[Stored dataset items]
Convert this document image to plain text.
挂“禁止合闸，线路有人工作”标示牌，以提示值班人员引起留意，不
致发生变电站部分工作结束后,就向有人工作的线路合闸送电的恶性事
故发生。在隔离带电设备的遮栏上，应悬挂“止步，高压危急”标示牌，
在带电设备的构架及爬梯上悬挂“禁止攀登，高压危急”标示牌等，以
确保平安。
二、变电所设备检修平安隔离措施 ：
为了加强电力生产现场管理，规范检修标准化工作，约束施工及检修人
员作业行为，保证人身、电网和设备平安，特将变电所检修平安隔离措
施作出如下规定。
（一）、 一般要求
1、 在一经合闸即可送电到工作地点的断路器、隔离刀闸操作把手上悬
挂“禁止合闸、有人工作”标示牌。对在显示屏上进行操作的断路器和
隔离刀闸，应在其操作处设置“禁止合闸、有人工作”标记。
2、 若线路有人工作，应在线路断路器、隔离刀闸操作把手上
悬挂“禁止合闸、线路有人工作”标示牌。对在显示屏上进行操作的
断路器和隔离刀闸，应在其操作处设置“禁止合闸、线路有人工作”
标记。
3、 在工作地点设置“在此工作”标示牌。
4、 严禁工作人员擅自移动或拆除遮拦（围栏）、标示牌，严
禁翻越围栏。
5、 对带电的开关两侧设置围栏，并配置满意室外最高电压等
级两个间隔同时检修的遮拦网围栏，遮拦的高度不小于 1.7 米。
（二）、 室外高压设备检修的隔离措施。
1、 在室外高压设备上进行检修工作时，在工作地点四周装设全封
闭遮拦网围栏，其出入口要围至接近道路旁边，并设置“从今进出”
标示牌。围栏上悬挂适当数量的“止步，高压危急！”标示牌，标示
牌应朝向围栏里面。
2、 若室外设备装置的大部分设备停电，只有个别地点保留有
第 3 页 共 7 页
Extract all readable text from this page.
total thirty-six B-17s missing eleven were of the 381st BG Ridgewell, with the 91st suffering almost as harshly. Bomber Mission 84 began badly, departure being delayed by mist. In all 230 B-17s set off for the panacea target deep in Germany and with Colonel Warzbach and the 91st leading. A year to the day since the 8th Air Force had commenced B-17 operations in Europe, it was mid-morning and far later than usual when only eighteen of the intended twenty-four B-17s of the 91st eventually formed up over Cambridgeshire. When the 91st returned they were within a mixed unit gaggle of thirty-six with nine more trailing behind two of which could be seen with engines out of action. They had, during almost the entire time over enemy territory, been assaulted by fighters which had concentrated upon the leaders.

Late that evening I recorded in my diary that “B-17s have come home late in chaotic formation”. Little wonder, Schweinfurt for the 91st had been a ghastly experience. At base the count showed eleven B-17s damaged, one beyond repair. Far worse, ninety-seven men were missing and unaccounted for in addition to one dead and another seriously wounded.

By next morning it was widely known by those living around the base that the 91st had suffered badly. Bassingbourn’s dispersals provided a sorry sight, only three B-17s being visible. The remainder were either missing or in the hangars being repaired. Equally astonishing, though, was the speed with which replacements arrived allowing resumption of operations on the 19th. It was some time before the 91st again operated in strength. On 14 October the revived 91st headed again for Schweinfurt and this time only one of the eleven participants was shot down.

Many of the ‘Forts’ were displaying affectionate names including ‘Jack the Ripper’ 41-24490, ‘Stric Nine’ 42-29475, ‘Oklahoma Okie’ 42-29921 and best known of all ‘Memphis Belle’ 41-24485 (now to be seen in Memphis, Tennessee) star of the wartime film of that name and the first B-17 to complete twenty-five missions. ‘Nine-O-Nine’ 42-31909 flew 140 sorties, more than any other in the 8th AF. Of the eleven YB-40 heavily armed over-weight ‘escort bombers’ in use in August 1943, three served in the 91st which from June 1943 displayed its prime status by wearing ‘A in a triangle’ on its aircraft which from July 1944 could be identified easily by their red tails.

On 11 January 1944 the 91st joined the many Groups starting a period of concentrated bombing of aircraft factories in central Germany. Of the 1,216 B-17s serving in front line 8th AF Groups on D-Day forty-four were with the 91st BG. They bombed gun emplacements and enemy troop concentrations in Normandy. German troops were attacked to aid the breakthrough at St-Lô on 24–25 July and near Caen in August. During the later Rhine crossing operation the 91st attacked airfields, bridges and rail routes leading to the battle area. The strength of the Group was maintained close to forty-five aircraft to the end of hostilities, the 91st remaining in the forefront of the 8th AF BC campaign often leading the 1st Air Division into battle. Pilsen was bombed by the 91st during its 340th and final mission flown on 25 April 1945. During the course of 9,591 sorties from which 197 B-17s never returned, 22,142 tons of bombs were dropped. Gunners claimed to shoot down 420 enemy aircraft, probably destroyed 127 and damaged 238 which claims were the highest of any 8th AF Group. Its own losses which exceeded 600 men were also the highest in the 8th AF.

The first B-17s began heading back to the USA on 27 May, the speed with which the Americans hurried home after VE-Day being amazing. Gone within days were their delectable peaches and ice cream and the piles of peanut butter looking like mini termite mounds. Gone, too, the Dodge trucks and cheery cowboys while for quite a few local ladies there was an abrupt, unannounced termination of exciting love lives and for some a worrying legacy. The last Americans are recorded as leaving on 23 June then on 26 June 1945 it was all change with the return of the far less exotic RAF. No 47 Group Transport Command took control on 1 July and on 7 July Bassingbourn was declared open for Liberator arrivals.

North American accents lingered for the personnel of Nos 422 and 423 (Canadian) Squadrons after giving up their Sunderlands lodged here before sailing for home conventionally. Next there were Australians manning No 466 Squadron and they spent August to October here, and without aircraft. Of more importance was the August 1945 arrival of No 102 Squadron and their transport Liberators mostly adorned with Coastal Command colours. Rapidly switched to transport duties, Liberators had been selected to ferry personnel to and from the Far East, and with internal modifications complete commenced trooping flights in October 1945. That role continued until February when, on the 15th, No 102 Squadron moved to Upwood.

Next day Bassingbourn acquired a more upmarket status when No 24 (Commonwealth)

__GIVEN PROBLEM__: Report how many lines above hold the string "operations", giving nothing but the number.

__RIGHT ANSWER__: 2